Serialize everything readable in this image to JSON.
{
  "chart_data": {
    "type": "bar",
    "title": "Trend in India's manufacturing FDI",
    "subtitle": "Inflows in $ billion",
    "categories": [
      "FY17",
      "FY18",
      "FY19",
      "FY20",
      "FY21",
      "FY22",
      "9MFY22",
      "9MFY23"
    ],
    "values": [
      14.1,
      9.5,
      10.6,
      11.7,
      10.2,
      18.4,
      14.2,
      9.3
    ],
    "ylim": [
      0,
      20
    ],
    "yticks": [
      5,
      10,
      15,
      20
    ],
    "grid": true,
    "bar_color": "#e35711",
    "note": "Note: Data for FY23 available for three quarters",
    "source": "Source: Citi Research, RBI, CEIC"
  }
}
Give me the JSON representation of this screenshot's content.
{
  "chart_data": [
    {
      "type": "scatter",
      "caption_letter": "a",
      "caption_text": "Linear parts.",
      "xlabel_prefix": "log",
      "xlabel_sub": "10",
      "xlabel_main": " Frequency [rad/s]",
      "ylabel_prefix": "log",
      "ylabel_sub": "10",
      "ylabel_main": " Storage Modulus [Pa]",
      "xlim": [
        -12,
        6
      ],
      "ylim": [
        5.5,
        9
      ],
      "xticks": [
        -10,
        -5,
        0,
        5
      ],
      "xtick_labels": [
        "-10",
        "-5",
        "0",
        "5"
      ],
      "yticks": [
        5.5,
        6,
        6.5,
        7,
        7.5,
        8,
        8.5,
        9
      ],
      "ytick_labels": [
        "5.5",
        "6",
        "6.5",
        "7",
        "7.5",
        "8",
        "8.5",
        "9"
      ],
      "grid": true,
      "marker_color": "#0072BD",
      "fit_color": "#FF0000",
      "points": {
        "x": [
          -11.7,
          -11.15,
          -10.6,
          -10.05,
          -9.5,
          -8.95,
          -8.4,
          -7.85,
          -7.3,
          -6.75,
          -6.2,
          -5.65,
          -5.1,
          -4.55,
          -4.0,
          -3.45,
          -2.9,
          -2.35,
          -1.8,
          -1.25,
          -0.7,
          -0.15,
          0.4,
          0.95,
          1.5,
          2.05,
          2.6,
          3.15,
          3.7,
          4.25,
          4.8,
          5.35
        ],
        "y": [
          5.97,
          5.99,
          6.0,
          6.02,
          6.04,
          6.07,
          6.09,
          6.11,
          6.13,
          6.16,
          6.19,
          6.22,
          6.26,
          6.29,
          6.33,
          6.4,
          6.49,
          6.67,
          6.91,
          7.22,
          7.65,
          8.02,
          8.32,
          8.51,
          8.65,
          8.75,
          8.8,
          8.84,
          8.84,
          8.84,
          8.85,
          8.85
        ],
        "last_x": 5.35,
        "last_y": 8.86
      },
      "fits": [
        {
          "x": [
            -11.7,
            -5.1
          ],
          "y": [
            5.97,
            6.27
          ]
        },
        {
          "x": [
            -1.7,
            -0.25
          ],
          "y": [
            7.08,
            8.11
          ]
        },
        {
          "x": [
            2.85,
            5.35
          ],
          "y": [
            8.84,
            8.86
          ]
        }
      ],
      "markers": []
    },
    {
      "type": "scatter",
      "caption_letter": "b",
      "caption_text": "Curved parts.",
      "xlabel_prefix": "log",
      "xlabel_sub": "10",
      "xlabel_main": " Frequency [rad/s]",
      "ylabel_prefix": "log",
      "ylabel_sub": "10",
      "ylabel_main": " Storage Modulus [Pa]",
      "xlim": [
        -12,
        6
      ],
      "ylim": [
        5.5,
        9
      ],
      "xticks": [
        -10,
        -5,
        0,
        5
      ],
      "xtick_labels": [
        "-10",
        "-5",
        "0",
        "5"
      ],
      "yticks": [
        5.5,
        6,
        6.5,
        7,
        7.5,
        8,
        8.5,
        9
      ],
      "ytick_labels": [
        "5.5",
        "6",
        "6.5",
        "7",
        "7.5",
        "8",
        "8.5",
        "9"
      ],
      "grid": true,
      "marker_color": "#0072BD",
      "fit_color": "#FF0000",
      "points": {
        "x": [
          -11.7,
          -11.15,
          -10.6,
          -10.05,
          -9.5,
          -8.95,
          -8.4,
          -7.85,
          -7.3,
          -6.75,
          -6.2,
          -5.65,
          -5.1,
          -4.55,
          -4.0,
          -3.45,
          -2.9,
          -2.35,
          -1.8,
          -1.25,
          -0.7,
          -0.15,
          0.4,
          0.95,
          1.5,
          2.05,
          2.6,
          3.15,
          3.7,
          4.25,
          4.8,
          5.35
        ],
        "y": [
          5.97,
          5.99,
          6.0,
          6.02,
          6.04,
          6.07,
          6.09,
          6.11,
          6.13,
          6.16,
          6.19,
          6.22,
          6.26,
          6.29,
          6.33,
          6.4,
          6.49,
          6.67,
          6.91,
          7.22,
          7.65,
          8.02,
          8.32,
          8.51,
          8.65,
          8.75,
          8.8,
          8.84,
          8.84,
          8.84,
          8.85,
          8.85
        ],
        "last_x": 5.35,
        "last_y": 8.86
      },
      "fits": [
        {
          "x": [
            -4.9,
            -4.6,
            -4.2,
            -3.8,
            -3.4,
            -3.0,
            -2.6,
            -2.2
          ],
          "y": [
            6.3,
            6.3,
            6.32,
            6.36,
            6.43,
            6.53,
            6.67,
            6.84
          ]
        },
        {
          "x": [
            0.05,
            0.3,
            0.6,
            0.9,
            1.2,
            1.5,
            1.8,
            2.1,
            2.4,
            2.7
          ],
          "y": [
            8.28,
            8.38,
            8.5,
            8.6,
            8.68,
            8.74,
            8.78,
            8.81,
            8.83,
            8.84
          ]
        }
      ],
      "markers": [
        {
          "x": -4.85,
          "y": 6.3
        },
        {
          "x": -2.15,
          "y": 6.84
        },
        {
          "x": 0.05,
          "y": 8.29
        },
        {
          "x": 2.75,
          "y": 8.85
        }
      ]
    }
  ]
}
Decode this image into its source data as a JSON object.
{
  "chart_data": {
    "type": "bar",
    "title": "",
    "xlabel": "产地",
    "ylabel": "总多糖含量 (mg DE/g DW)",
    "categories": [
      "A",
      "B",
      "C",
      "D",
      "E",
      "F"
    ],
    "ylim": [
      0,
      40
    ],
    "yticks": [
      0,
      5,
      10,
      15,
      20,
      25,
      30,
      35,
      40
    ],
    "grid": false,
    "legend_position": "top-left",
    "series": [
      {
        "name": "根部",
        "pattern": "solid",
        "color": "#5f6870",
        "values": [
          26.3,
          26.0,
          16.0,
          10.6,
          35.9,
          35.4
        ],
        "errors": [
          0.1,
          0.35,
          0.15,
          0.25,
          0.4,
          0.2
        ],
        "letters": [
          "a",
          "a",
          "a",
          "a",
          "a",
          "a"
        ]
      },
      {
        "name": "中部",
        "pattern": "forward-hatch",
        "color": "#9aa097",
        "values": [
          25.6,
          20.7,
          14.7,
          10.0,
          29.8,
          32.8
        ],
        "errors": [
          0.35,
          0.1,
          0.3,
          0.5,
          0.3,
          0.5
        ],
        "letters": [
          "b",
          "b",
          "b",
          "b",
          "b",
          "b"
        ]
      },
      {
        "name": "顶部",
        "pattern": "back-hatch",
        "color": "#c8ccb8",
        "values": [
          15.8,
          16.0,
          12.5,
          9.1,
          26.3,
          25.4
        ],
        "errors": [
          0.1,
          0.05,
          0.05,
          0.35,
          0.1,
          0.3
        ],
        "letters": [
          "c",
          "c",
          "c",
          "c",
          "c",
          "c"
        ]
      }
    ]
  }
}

What is required: Which lines contain "hatch"? Copy each of them.

Reply to the exercise:
        "pattern": "forward-hatch",
        "pattern": "back-hatch",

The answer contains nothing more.